### Entries ###

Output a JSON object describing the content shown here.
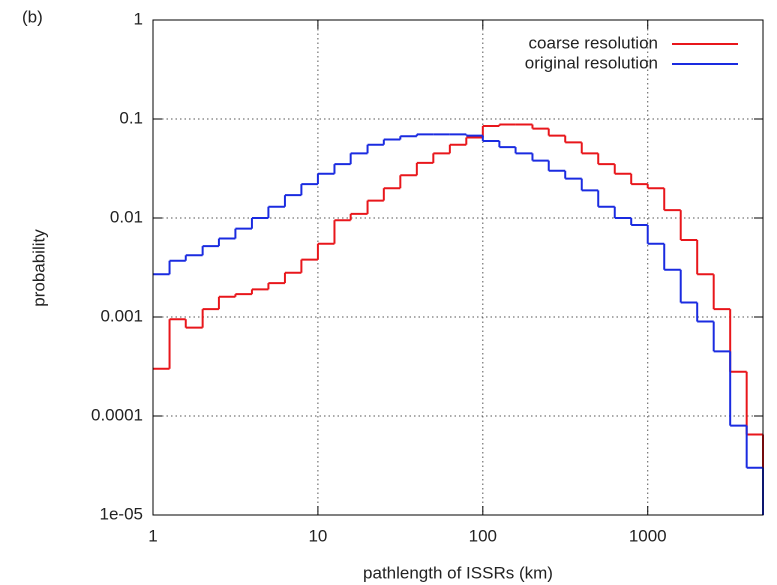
{
  "chart_data": {
    "type": "step-histogram",
    "annotation": "(b)",
    "xlabel": "pathlength of ISSRs (km)",
    "ylabel": "probability",
    "xscale": "log",
    "yscale": "log",
    "grid": true,
    "legend": "top-right",
    "xlim": [
      1,
      5000
    ],
    "ylim": [
      1e-05,
      1
    ],
    "xticks": [
      1,
      10,
      100,
      1000
    ],
    "yticks": [
      1,
      0.1,
      0.01,
      0.001,
      0.0001,
      {
        "value": 1e-05,
        "label": "1e-05"
      }
    ],
    "bins": [
      1,
      1.26,
      1.58,
      2,
      2.51,
      3.16,
      3.98,
      5.01,
      6.31,
      7.94,
      10,
      12.6,
      15.8,
      20,
      25.1,
      31.6,
      39.8,
      50.1,
      63.1,
      79.4,
      100,
      126,
      158,
      200,
      251,
      316,
      398,
      501,
      631,
      794,
      1000,
      1259,
      1585,
      1995,
      2512,
      3162,
      3981,
      5000
    ],
    "series": [
      {
        "name": "coarse resolution",
        "color": "#e8161b",
        "values": [
          0.0003,
          0.00095,
          0.00078,
          0.0012,
          0.0016,
          0.0017,
          0.0019,
          0.0022,
          0.0028,
          0.0038,
          0.0055,
          0.0095,
          0.011,
          0.015,
          0.02,
          0.027,
          0.036,
          0.045,
          0.055,
          0.065,
          0.085,
          0.088,
          0.088,
          0.08,
          0.068,
          0.058,
          0.045,
          0.035,
          0.028,
          0.022,
          0.02,
          0.012,
          0.006,
          0.0027,
          0.0012,
          0.00028,
          6.5e-05
        ]
      },
      {
        "name": "original resolution",
        "color": "#1a2be0",
        "values": [
          0.0027,
          0.0037,
          0.0042,
          0.0052,
          0.0062,
          0.0078,
          0.01,
          0.013,
          0.017,
          0.022,
          0.028,
          0.035,
          0.045,
          0.055,
          0.062,
          0.067,
          0.07,
          0.07,
          0.07,
          0.068,
          0.06,
          0.052,
          0.045,
          0.038,
          0.03,
          0.025,
          0.019,
          0.013,
          0.01,
          0.0085,
          0.0055,
          0.003,
          0.0014,
          0.0009,
          0.00045,
          8e-05,
          3e-05
        ]
      }
    ]
  }
}
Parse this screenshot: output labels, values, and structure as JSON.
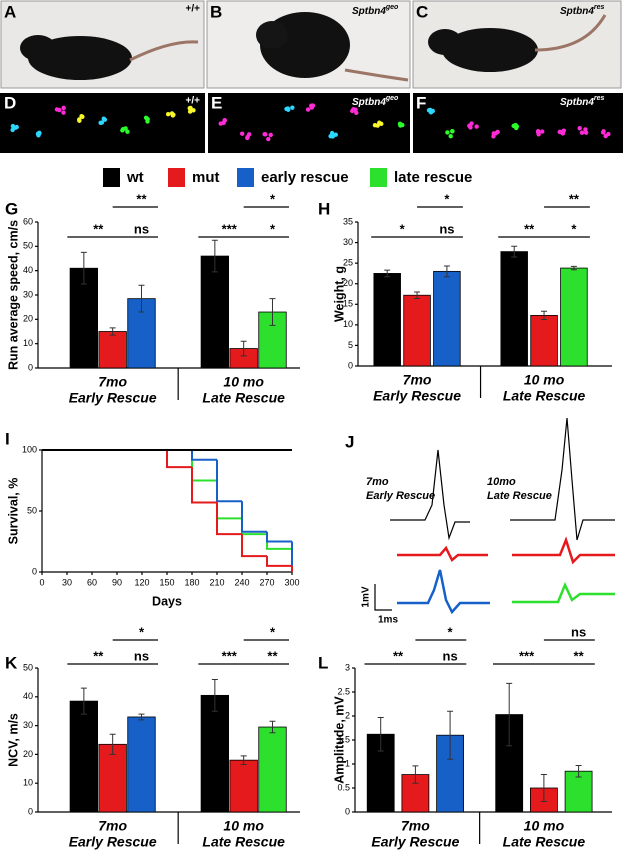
{
  "photos": [
    {
      "letter": "A",
      "label": "+/+"
    },
    {
      "letter": "B",
      "label": "Sptbn4",
      "sup": "geo"
    },
    {
      "letter": "C",
      "label": "Sptbn4",
      "sup": "res"
    }
  ],
  "footprints": [
    {
      "letter": "D",
      "label": "+/+"
    },
    {
      "letter": "E",
      "label": "Sptbn4",
      "sup": "geo"
    },
    {
      "letter": "F",
      "label": "Sptbn4",
      "sup": "res"
    }
  ],
  "legend": [
    {
      "name": "wt",
      "color": "#000000"
    },
    {
      "name": "mut",
      "color": "#e41a1c"
    },
    {
      "name": "early rescue",
      "color": "#1660c8"
    },
    {
      "name": "late rescue",
      "color": "#2ee02e"
    }
  ],
  "traces": {
    "letter": "J",
    "left": [
      "7mo",
      "Early Rescue"
    ],
    "right": [
      "10mo",
      "Late Rescue"
    ],
    "scale_y": "1mV",
    "scale_x": "1ms"
  },
  "chart_data": [
    {
      "type": "bar",
      "letter": "G",
      "ylabel": "Run average speed, cm/s",
      "ylim": [
        0,
        60
      ],
      "yticks": [
        0,
        10,
        20,
        30,
        40,
        50,
        60
      ],
      "groups": [
        {
          "title": "7mo",
          "subtitle": "Early Rescue",
          "values": [
            41,
            15,
            28.5
          ],
          "errors": [
            6.5,
            1.5,
            5.5
          ],
          "colors": [
            "#000000",
            "#e41a1c",
            "#1660c8"
          ],
          "sig": {
            "upper": "**",
            "lower": [
              "**",
              "ns"
            ]
          }
        },
        {
          "title": "10 mo",
          "subtitle": "Late Rescue",
          "values": [
            46,
            8,
            23
          ],
          "errors": [
            6.5,
            3,
            5.5
          ],
          "colors": [
            "#000000",
            "#e41a1c",
            "#2ee02e"
          ],
          "sig": {
            "upper": "*",
            "lower": [
              "***",
              "*"
            ]
          }
        }
      ]
    },
    {
      "type": "bar",
      "letter": "H",
      "ylabel": "Weight, g",
      "ylim": [
        0,
        35
      ],
      "yticks": [
        0,
        5,
        10,
        15,
        20,
        25,
        30,
        35
      ],
      "groups": [
        {
          "title": "7mo",
          "subtitle": "Early Rescue",
          "values": [
            22.5,
            17.2,
            23
          ],
          "errors": [
            0.8,
            0.8,
            1.3
          ],
          "colors": [
            "#000000",
            "#e41a1c",
            "#1660c8"
          ],
          "sig": {
            "upper": "*",
            "lower": [
              "*",
              "ns"
            ]
          }
        },
        {
          "title": "10 mo",
          "subtitle": "Late Rescue",
          "values": [
            27.8,
            12.3,
            23.8
          ],
          "errors": [
            1.3,
            1,
            0.4
          ],
          "colors": [
            "#000000",
            "#e41a1c",
            "#2ee02e"
          ],
          "sig": {
            "upper": "**",
            "lower": [
              "**",
              "*"
            ]
          }
        }
      ]
    },
    {
      "type": "line",
      "step": "post",
      "letter": "I",
      "ylabel": "Survival, %",
      "xlabel": "Days",
      "xlim": [
        0,
        300
      ],
      "xticks": [
        0,
        30,
        60,
        90,
        120,
        150,
        180,
        210,
        240,
        270,
        300
      ],
      "ylim": [
        0,
        100
      ],
      "yticks": [
        0,
        50,
        100
      ],
      "x": [
        0,
        150,
        180,
        210,
        240,
        270,
        300
      ],
      "series": [
        {
          "name": "wt",
          "color": "#000000",
          "values": [
            100,
            100,
            100,
            100,
            100,
            100,
            100
          ]
        },
        {
          "name": "mut",
          "color": "#e41a1c",
          "values": [
            100,
            86,
            57,
            31,
            13,
            5,
            0
          ]
        },
        {
          "name": "early rescue",
          "color": "#1660c8",
          "values": [
            100,
            100,
            92,
            58,
            33,
            25,
            0
          ]
        },
        {
          "name": "late rescue",
          "color": "#2ee02e",
          "values": [
            100,
            100,
            75,
            44,
            31,
            19,
            0
          ]
        }
      ]
    },
    {
      "type": "bar",
      "letter": "K",
      "ylabel": "NCV, m/s",
      "ylim": [
        0,
        50
      ],
      "yticks": [
        0,
        10,
        20,
        30,
        40,
        50
      ],
      "groups": [
        {
          "title": "7mo",
          "subtitle": "Early Rescue",
          "values": [
            38.5,
            23.5,
            33
          ],
          "errors": [
            4.5,
            3.5,
            1
          ],
          "colors": [
            "#000000",
            "#e41a1c",
            "#1660c8"
          ],
          "sig": {
            "upper": "*",
            "lower": [
              "**",
              "ns"
            ]
          }
        },
        {
          "title": "10 mo",
          "subtitle": "Late Rescue",
          "values": [
            40.5,
            18,
            29.5
          ],
          "errors": [
            5.5,
            1.5,
            2
          ],
          "colors": [
            "#000000",
            "#e41a1c",
            "#2ee02e"
          ],
          "sig": {
            "upper": "*",
            "lower": [
              "***",
              "**"
            ]
          }
        }
      ]
    },
    {
      "type": "bar",
      "letter": "L",
      "ylabel": "Amplitude, mV",
      "ylim": [
        0,
        3
      ],
      "yticks": [
        0,
        0.5,
        1,
        1.5,
        2,
        2.5,
        3
      ],
      "groups": [
        {
          "title": "7mo",
          "subtitle": "Early Rescue",
          "values": [
            1.62,
            0.78,
            1.6
          ],
          "errors": [
            0.35,
            0.18,
            0.5
          ],
          "colors": [
            "#000000",
            "#e41a1c",
            "#1660c8"
          ],
          "sig": {
            "upper": "*",
            "lower": [
              "**",
              "ns"
            ]
          }
        },
        {
          "title": "10 mo",
          "subtitle": "Late Rescue",
          "values": [
            2.03,
            0.5,
            0.85
          ],
          "errors": [
            0.65,
            0.28,
            0.12
          ],
          "colors": [
            "#000000",
            "#e41a1c",
            "#2ee02e"
          ],
          "sig": {
            "upper": "ns",
            "lower": [
              "***",
              "**"
            ]
          }
        }
      ]
    }
  ]
}
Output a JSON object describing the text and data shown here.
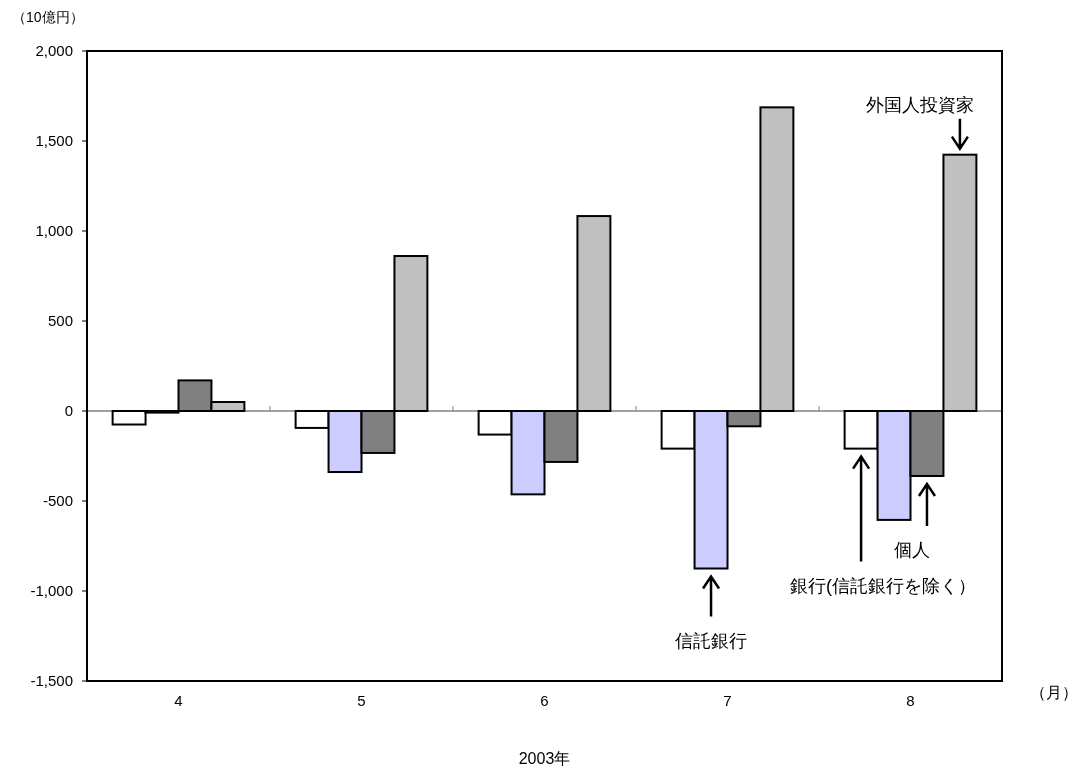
{
  "chart_data": {
    "type": "bar",
    "ylabel": "（10億円）",
    "xlabel": "2003年",
    "categories": [
      "4",
      "5",
      "6",
      "7",
      "8"
    ],
    "series": [
      {
        "name": "銀行(信託銀行を除く）",
        "color": "#ffffff",
        "values": [
          -75,
          -94,
          -131,
          -209,
          -209
        ]
      },
      {
        "name": "信託銀行",
        "color": "#ccccff",
        "values": [
          -9,
          -339,
          -463,
          -875,
          -605
        ]
      },
      {
        "name": "個人",
        "color": "#808080",
        "values": [
          170,
          -233,
          -283,
          -85,
          -361
        ]
      },
      {
        "name": "外国人投資家",
        "color": "#c0c0c0",
        "values": [
          50,
          861,
          1083,
          1687,
          1424
        ]
      }
    ],
    "ylim": [
      -1500,
      2000
    ],
    "yticks": [
      {
        "value": -1500,
        "label": "-1,500"
      },
      {
        "value": -1000,
        "label": "-1,000"
      },
      {
        "value": -500,
        "label": "-500"
      },
      0,
      500,
      {
        "value": 1000,
        "label": "1,000"
      },
      {
        "value": 1500,
        "label": "1,500"
      },
      {
        "value": 2000,
        "label": "2,000"
      }
    ],
    "ref_lines": [
      {
        "axis": "y",
        "value": 0,
        "color": "#808080"
      }
    ],
    "grid": false,
    "legend": "bottom right",
    "annotations": [
      "（月）"
    ]
  }
}
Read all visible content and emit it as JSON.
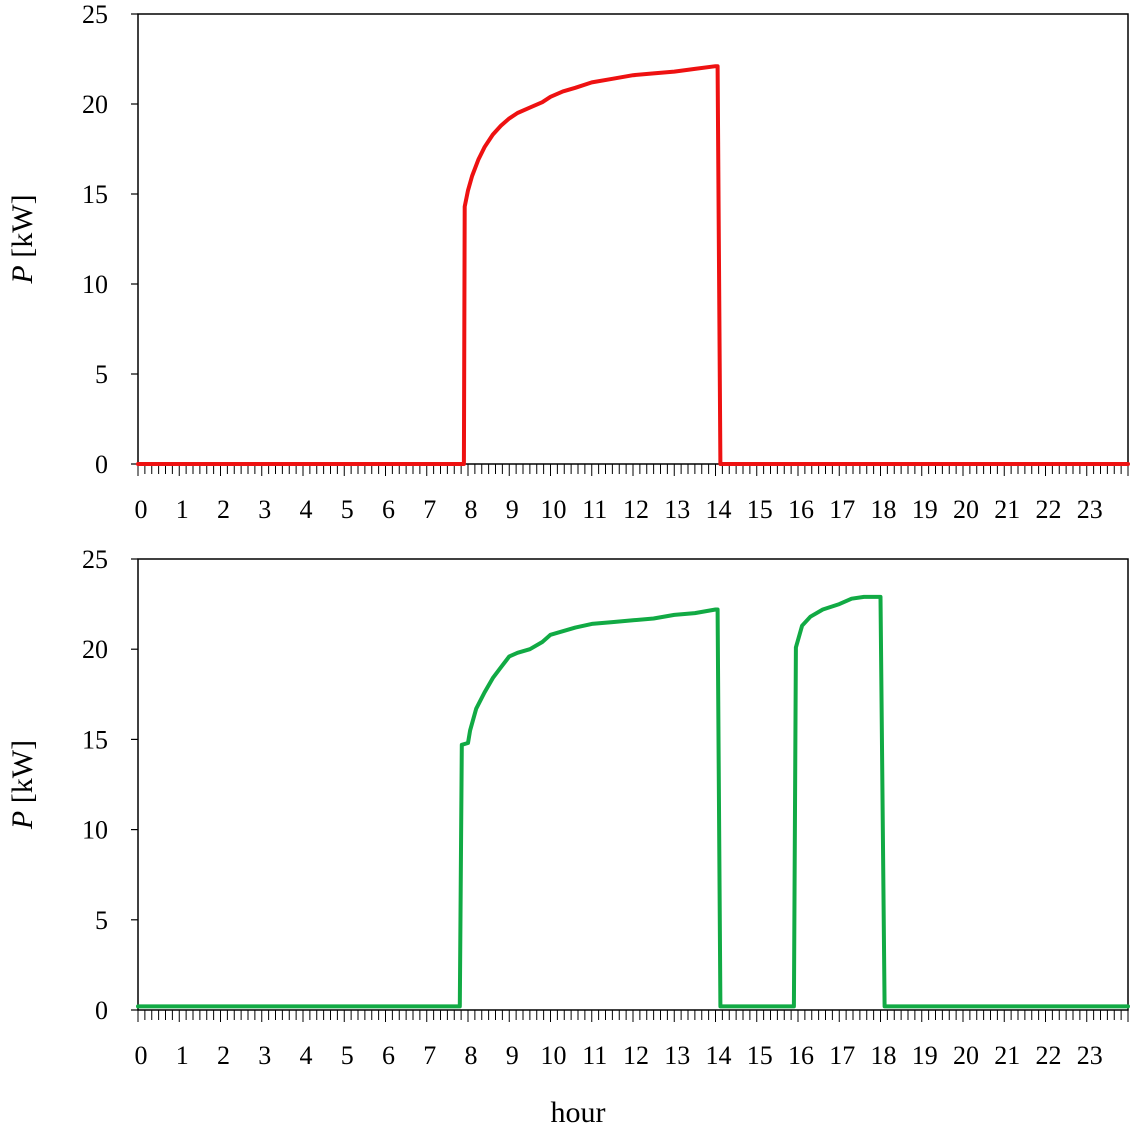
{
  "chart_data": [
    {
      "type": "line",
      "xlabel": "",
      "ylabel_italic": "P",
      "ylabel_rest": " [kW]",
      "ylim": [
        0,
        25
      ],
      "yticks": [
        "0",
        "5",
        "10",
        "15",
        "20",
        "25"
      ],
      "xlim": [
        0,
        24
      ],
      "xticks": [
        "0",
        "1",
        "2",
        "3",
        "4",
        "5",
        "6",
        "7",
        "8",
        "9",
        "10",
        "11",
        "12",
        "13",
        "14",
        "15",
        "16",
        "17",
        "18",
        "19",
        "20",
        "21",
        "22",
        "23"
      ],
      "color": "#ee1111",
      "series": [
        {
          "x": [
            0,
            7.9,
            7.92,
            8.0,
            8.1,
            8.25,
            8.4,
            8.6,
            8.8,
            9.0,
            9.2,
            9.5,
            9.8,
            10.0,
            10.3,
            10.6,
            11.0,
            11.5,
            12.0,
            12.5,
            13.0,
            13.5,
            14.0,
            14.05,
            14.12,
            24
          ],
          "y": [
            0,
            0,
            14.3,
            15.2,
            16.0,
            16.9,
            17.6,
            18.3,
            18.8,
            19.2,
            19.5,
            19.8,
            20.1,
            20.4,
            20.7,
            20.9,
            21.2,
            21.4,
            21.6,
            21.7,
            21.8,
            21.95,
            22.1,
            22.1,
            0,
            0
          ]
        }
      ]
    },
    {
      "type": "line",
      "xlabel": "hour",
      "ylabel_italic": "P",
      "ylabel_rest": " [kW]",
      "ylim": [
        0,
        25
      ],
      "yticks": [
        "0",
        "5",
        "10",
        "15",
        "20",
        "25"
      ],
      "xlim": [
        0,
        24
      ],
      "xticks": [
        "0",
        "1",
        "2",
        "3",
        "4",
        "5",
        "6",
        "7",
        "8",
        "9",
        "10",
        "11",
        "12",
        "13",
        "14",
        "15",
        "16",
        "17",
        "18",
        "19",
        "20",
        "21",
        "22",
        "23"
      ],
      "color": "#11aa44",
      "series": [
        {
          "x": [
            0,
            7.8,
            7.85,
            8.0,
            8.05,
            8.2,
            8.4,
            8.6,
            8.8,
            9.0,
            9.2,
            9.5,
            9.8,
            10.0,
            10.3,
            10.6,
            11.0,
            11.5,
            12.0,
            12.5,
            13.0,
            13.5,
            14.0,
            14.05,
            14.12,
            15.9,
            15.95,
            16.1,
            16.3,
            16.6,
            17.0,
            17.3,
            17.6,
            17.9,
            18.0,
            18.1,
            24
          ],
          "y": [
            0.2,
            0.2,
            14.7,
            14.8,
            15.5,
            16.7,
            17.6,
            18.4,
            19.0,
            19.6,
            19.8,
            20.0,
            20.4,
            20.8,
            21.0,
            21.2,
            21.4,
            21.5,
            21.6,
            21.7,
            21.9,
            22.0,
            22.2,
            22.2,
            0.2,
            0.2,
            20.1,
            21.3,
            21.8,
            22.2,
            22.5,
            22.8,
            22.9,
            22.9,
            22.9,
            0.2,
            0.2
          ]
        }
      ]
    }
  ]
}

###

Among the lines of the data, identify those with the word "right". Copy each of them.

    "legend": "top-right",
    "right": [
    "legend": "bottom right",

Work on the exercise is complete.